--- 提示文 ---
------------------------------------

鳥海山近郷夜話

最近、ちっとも登らなくなった鳥海山。そこでの出来事、出会った人々について書き残しておこうと思います。

虫穴は拝所だからあえて虫穴岩とは呼ばない

2020年09月22日 | 鳥海山
 わかりやすい、という安易な考えが伝統を駆逐するんですね。それが「虫穴岩」の表記にも表れています。この拝所に祭られているのは虫穴大神で虫穴岩大神ではありません。
 変色した写真も色情報を破棄すれば、あらなんと、少しは見られるではないか。よく見ると虫穴の上でお昼寝している人がいます。
 
「虫穴岩」でいいとする人に共通するのは以下の二例を見ていただきましょう。
 
 虫穴は「虫穴」とだけ表現するとすでに知っている人には問題ない名称ですが、初めて聞いたり見た人はいったいなんのことだか分からないでしょう。「虫穴岩」とすれば溶岩が冷える過程でガスが抜けた細かい穴だらけの岩石だろうという推測ができます。したがってどちらの名前でもよく、正誤の話ではないと思います。

------------------------------------

--- 出題 1 ---
記録のうち、「data-point <box>336 432 340 436</box>」を含む行から「data-point <box>439 101 443 105</box>」を含む行までを、両端の行も含めて一字一句変えずに書き写しなさい。
--- 出題 2 ---
鳥海山の虫穴についての文章を、最後の文の後から書き継ぎなさい。
鳥海山の虫穴についての文章と記録は、互いに何の関係もない。

------------------------------------

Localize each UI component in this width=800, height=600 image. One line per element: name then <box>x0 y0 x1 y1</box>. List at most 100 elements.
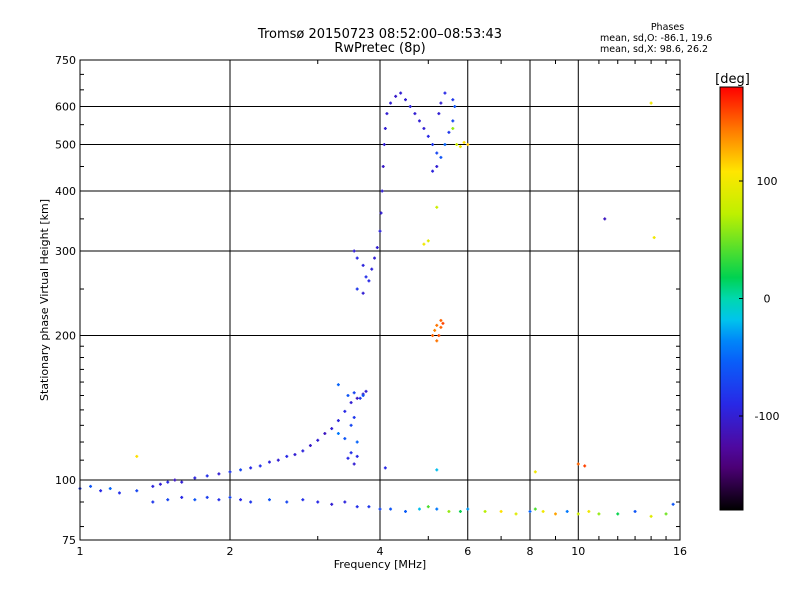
data-point <box>336 432 340 436</box>
data-point <box>597 512 601 516</box>
data-point <box>352 415 356 419</box>
y-tick-label: 400 <box>55 185 76 198</box>
data-point <box>375 246 379 250</box>
data-point <box>355 287 359 291</box>
data-point <box>323 432 327 436</box>
data-point <box>361 394 365 398</box>
data-point <box>443 91 447 95</box>
data-point <box>451 119 455 123</box>
data-point <box>439 318 443 322</box>
data-point <box>633 509 637 513</box>
y-tick-label: 100 <box>55 474 76 487</box>
data-point <box>330 502 334 506</box>
data-point <box>583 464 587 468</box>
data-point <box>355 440 359 444</box>
data-point <box>435 205 439 209</box>
data-point <box>158 482 162 486</box>
data-point <box>99 489 103 493</box>
data-point <box>301 498 305 502</box>
data-point <box>355 505 359 509</box>
data-point <box>671 502 675 506</box>
data-point <box>403 98 407 102</box>
data-point <box>431 143 435 147</box>
phase-o-stats: mean, sd,O: -86.1, 19.6 <box>600 33 713 44</box>
data-point <box>364 389 368 393</box>
data-point <box>352 249 356 253</box>
data-point <box>151 500 155 504</box>
data-point <box>349 401 353 405</box>
data-point <box>379 211 383 215</box>
data-point <box>135 489 139 493</box>
y-tick-label: 500 <box>55 139 76 152</box>
data-point <box>439 101 443 105</box>
data-point <box>166 498 170 502</box>
data-point <box>435 507 439 511</box>
phase-x-stats: mean, sd,X: 98.6, 26.2 <box>600 44 709 55</box>
data-point <box>453 105 457 109</box>
data-point <box>431 334 435 338</box>
data-point <box>89 484 93 488</box>
data-point <box>205 474 209 478</box>
colorbar-label: [deg] <box>715 72 750 87</box>
data-point <box>649 101 653 105</box>
data-point <box>346 456 350 460</box>
data-point <box>417 119 421 123</box>
data-point <box>426 134 430 138</box>
data-point <box>301 449 305 453</box>
data-point <box>193 476 197 480</box>
data-point <box>117 491 121 495</box>
data-point <box>180 480 184 484</box>
data-point <box>435 339 439 343</box>
data-point <box>193 498 197 502</box>
data-point <box>447 130 451 134</box>
data-point <box>466 507 470 511</box>
data-point <box>451 126 455 130</box>
data-point <box>389 101 393 105</box>
data-point <box>649 514 653 518</box>
data-point <box>664 512 668 516</box>
data-point <box>361 263 365 267</box>
data-point <box>358 396 362 400</box>
data-point <box>308 444 312 448</box>
data-point <box>408 105 412 109</box>
data-point <box>336 383 340 387</box>
data-point <box>587 509 591 513</box>
data-point <box>462 140 466 144</box>
y-tick-label: 300 <box>55 245 76 258</box>
data-point <box>217 498 221 502</box>
data-point <box>603 217 607 221</box>
data-point <box>382 143 386 147</box>
y-tick-label: 75 <box>62 534 76 547</box>
data-point <box>267 498 271 502</box>
x-tick-label: 4 <box>377 545 384 558</box>
data-point <box>276 458 280 462</box>
data-point <box>228 470 232 474</box>
data-point <box>378 229 382 233</box>
data-point <box>380 189 384 193</box>
data-point <box>355 396 359 400</box>
data-point <box>383 126 387 130</box>
y-tick-label: 750 <box>55 54 76 67</box>
phase-title: Phases <box>650 22 685 33</box>
data-point <box>576 462 580 466</box>
data-point <box>652 236 656 240</box>
data-point <box>336 419 340 423</box>
data-point <box>389 507 393 511</box>
y-tick-label: 600 <box>55 101 76 114</box>
data-point <box>285 500 289 504</box>
data-point <box>413 112 417 116</box>
data-point <box>431 169 435 173</box>
data-point <box>385 112 389 116</box>
data-point <box>355 454 359 458</box>
data-point <box>330 427 334 431</box>
data-point <box>228 495 232 499</box>
x-tick-label: 2 <box>227 545 234 558</box>
x-tick-label: 6 <box>464 545 471 558</box>
data-point <box>249 466 253 470</box>
data-point <box>437 334 441 338</box>
data-point <box>381 164 385 168</box>
data-point <box>435 468 439 472</box>
colorbar-tick-label: 100 <box>757 175 778 188</box>
data-point <box>151 484 155 488</box>
data-point <box>370 267 374 271</box>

------------------------------------

--- 解答例 1 ---
data-point <box>336 432 340 436</box>
data-point <box>597 512 601 516</box>
data-point <box>352 415 356 419</box>
y-tick-label: 400 <box>55 185 76 198</box>
data-point <box>375 246 379 250</box>
data-point <box>355 287 359 291</box>
data-point <box>323 432 327 436</box>
data-point <box>361 394 365 398</box>
data-point <box>443 91 447 95</box>
data-point <box>451 119 455 123</box>
data-point <box>439 318 443 322</box>
data-point <box>633 509 637 513</box>
y-tick-label: 100 <box>55 474 76 487</box>
data-point <box>330 502 334 506</box>
data-point <box>583 464 587 468</box>
data-point <box>355 440 359 444</box>
data-point <box>435 205 439 209</box>
data-point <box>158 482 162 486</box>
data-point <box>99 489 103 493</box>
data-point <box>301 498 305 502</box>
data-point <box>355 505 359 509</box>
data-point <box>671 502 675 506</box>
data-point <box>403 98 407 102</box>
data-point <box>431 143 435 147</box>
phase-o-stats: mean, sd,O: -86.1, 19.6 <box>600 33 713 44</box>
data-point <box>364 389 368 393</box>
data-point <box>352 249 356 253</box>
data-point <box>151 500 155 504</box>
data-point <box>349 401 353 405</box>
data-point <box>379 211 383 215</box>
data-point <box>135 489 139 493</box>
y-tick-label: 500 <box>55 139 76 152</box>
data-point <box>439 101 443 105</box>

--- 解答例 2 ---
 
 「虫穴とするよりも、ガイドとしては虫穴岩とした方が分かりやすいかな、という判断で虫穴岩にしました 。」
 
 何のことかわからないから興味を抱き過去に触れてみたくなり、その結果その名前の由来を知れば名前を大事にするのではないかと思いますが。
 ガスが抜けたという物理的話ではなく、その穴から虫が出て田を荒らす、それ故に虫封じのために穴を紙でふさいだ、というところに意味があり、昔の人はそこを「虫穴」と呼んだということが大事なのです。物理的に大きなガスが抜けた跡がある溶岩塊の意味ではないのです。わかりやすい必要は全くありません。
 
 ガイドを生業の一部とする人にとってはわかりやすいことが重要なんでしょうけれど、それならば名前の由来がはっきりしている場合はその由来も説明し、正しい名前も伝えていくのもガイドの役目ではないでしょうか。由来を知らなければ説明のしようがないですが、鳥海山をガイドするならその辺は必要条件じゃないでしょうか。
 
 長い歴史の中で「虫穴岩」という呼称が使われてたという事例があるかどうかを確認しないで、また確認したうえでならなのこと、わかりやすいから「虫穴岩」でも良い、両方使われているから「虫穴岩」でも良い、正誤の問題ではない、という人はガイドの名に値しません。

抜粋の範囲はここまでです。